• Exercise details: List each line of the data that holds the string "GROUPE", please.

• Information provided:
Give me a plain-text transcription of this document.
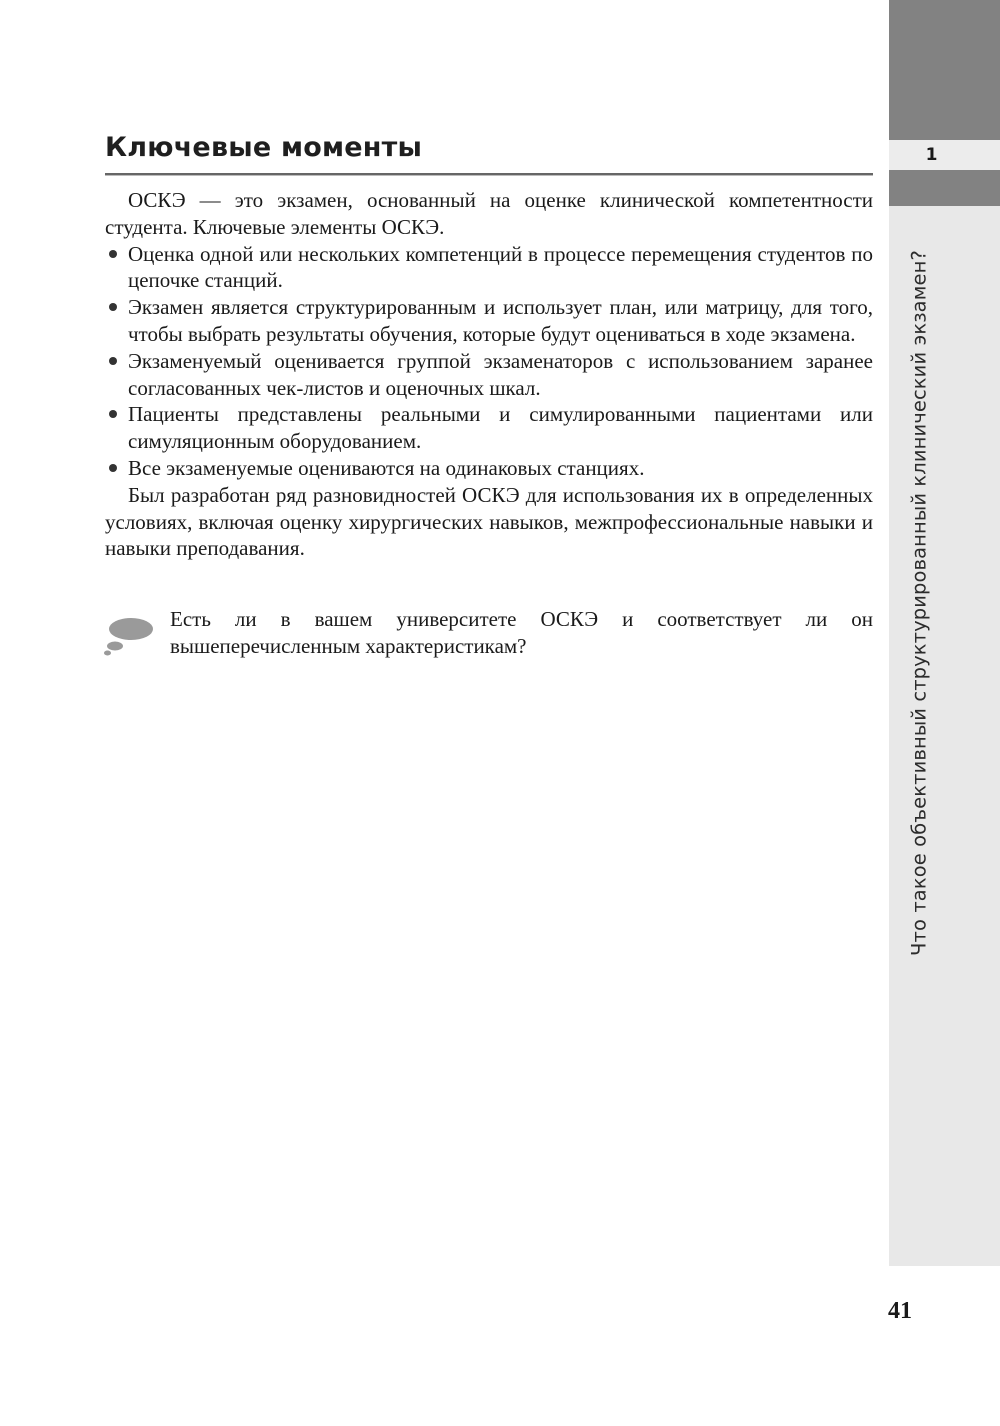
Ключевые моменты

ОСКЭ — это экзамен, основанный на оценке клинической компетентности студента. Ключевые элементы ОСКЭ.

Оценка одной или нескольких компетенций в процессе перемещения студентов по цепочке станций.
Экзамен является структурированным и использует план, или матрицу, для того, чтобы выбрать результаты обучения, которые будут оцениваться в ходе экзамена.
Экзаменуемый оценивается группой экзаменаторов с использованием заранее согласованных чек-листов и оценочных шкал.
Пациенты представлены реальными и симулированными пациентами или симуляционным оборудованием.
Все экзаменуемые оцениваются на одинаковых станциях.

Был разработан ряд разновидностей ОСКЭ для использования их в определенных условиях, включая оценку хирургических навыков, межпрофессиональные навыки и навыки преподавания.

Есть ли в вашем университете ОСКЭ и соответствует ли он вышеперечисленным характеристикам?

1
Что такое объективный структурированный клинический экзамен?
41
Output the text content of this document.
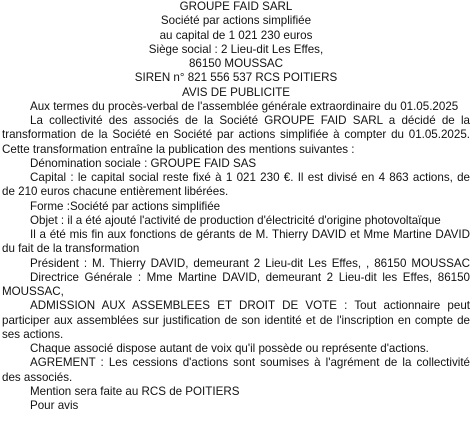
GROUPE FAID SARL
Société par actions simplifiée
au capital de 1 021 230 euros
Siège social : 2 Lieu-dit Les Effes,
86150 MOUSSAC
SIREN n° 821 556 537 RCS POITIERS
AVIS DE PUBLICITE
Aux termes du procès-verbal de l'assemblée générale extraordinaire du 01.05.2025
La collectivité des associés de la Société GROUPE FAID SARL a décidé de la
transformation de la Société en Société par actions simplifiée à compter du 01.05.2025.
Cette transformation entraîne la publication des mentions suivantes :
Dénomination sociale : GROUPE FAID SAS
Capital : le capital social reste fixé à 1 021 230 €. Il est divisé en 4 863 actions, de
de 210 euros chacune entièrement libérées.
Forme :Société par actions simplifiée
Objet : il a été ajouté l'activité de production d'électricité d'origine photovoltaïque
Il a été mis fin aux fonctions de gérants de M. Thierry DAVID et Mme Martine DAVID
du fait de la transformation
Président : M. Thierry DAVID, demeurant 2 Lieu-dit Les Effes, , 86150 MOUSSAC
Directrice Générale : Mme Martine DAVID, demeurant 2 Lieu-dit les Effes, 86150
MOUSSAC,
ADMISSION AUX ASSEMBLEES ET DROIT DE VOTE : Tout actionnaire peut
participer aux assemblées sur justification de son identité et de l'inscription en compte de
ses actions.
Chaque associé dispose autant de voix qu'il possède ou représente d'actions.
AGREMENT : Les cessions d'actions sont soumises à l'agrément de la collectivité
des associés.
Mention sera faite au RCS de POITIERS
Pour avis
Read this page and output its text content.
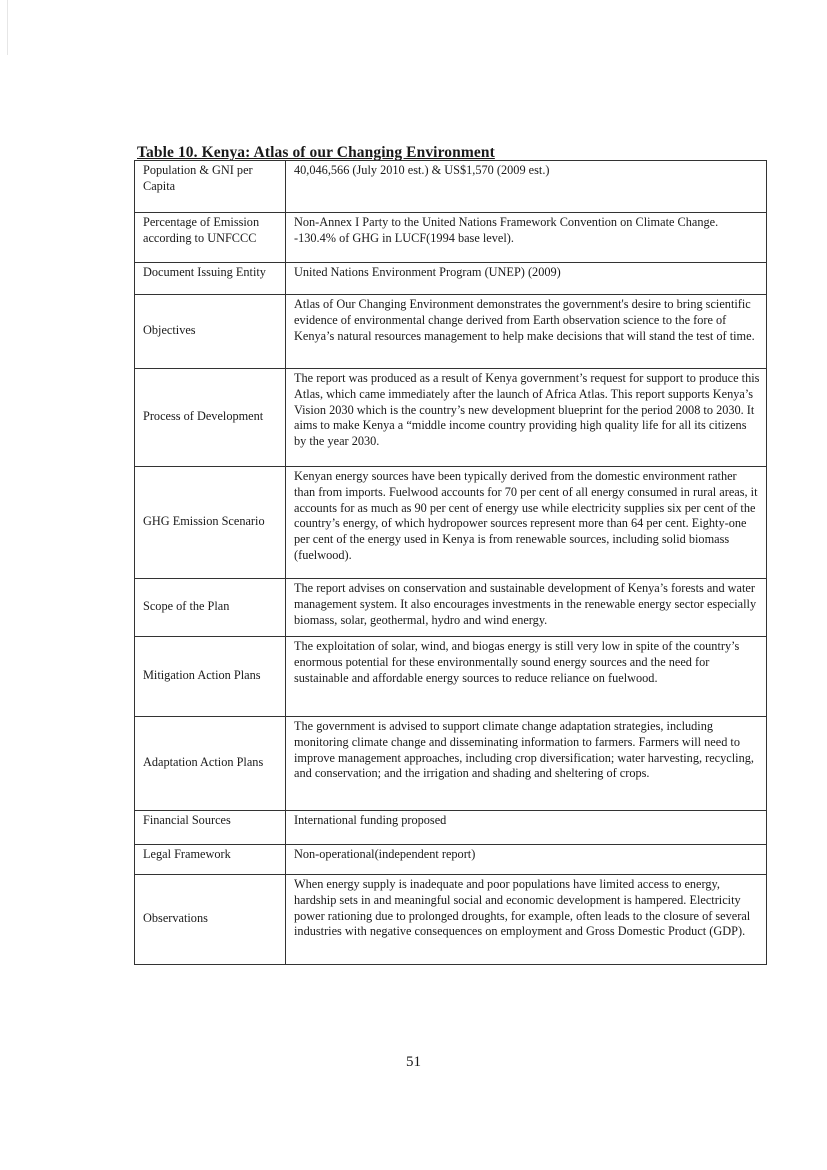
Table 10. Kenya: Atlas of our Changing Environment
Population & GNI per Capita	40,046,566 (July 2010 est.) & US$1,570 (2009 est.)
Percentage of Emission according to UNFCCC	Non-Annex I Party to the United Nations Framework Convention on Climate Change. -130.4% of GHG in LUCF(1994 base level).
Document Issuing Entity	United Nations Environment Program (UNEP) (2009)
Objectives	Atlas of Our Changing Environment demonstrates the government's desire to bring scientific evidence of environmental change derived from Earth observation science to the fore of Kenya’s natural resources management to help make decisions that will stand the test of time.
Process of Development	The report was produced as a result of Kenya government’s request for support to produce this Atlas, which came immediately after the launch of Africa Atlas. This report supports Kenya’s Vision 2030 which is the country’s new development blueprint for the period 2008 to 2030. It aims to make Kenya a “middle income country providing high quality life for all its citizens by the year 2030.
GHG Emission Scenario	Kenyan energy sources have been typically derived from the domestic environment rather than from imports. Fuelwood accounts for 70 per cent of all energy consumed in rural areas, it accounts for as much as 90 per cent of energy use while electricity supplies six per cent of the country’s energy, of which hydropower sources represent more than 64 per cent. Eighty-one per cent of the energy used in Kenya is from renewable sources, including solid biomass (fuelwood).
Scope of the Plan	The report advises on conservation and sustainable development of Kenya’s forests and water management system. It also encourages investments in the renewable energy sector especially biomass, solar, geothermal, hydro and wind energy.
Mitigation Action Plans	The exploitation of solar, wind, and biogas energy is still very low in spite of the country’s enormous potential for these environmentally sound energy sources and the need for sustainable and affordable energy sources to reduce reliance on fuelwood.
Adaptation Action Plans	The government is advised to support climate change adaptation strategies, including monitoring climate change and disseminating information to farmers. Farmers will need to improve management approaches, including crop diversification; water harvesting, recycling, and conservation; and the irrigation and shading and sheltering of crops.
Financial Sources	International funding proposed
Legal Framework	Non-operational(independent report)
Observations	When energy supply is inadequate and poor populations have limited access to energy, hardship sets in and meaningful social and economic development is hampered. Electricity power rationing due to prolonged droughts, for example, often leads to the closure of several industries with negative consequences on employment and Gross Domestic Product (GDP).
51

• Worked answer:
GROUPE FAID SARL
La collectivité des associés de la Société GROUPE FAID SARL a décidé de la
Dénomination sociale : GROUPE FAID SAS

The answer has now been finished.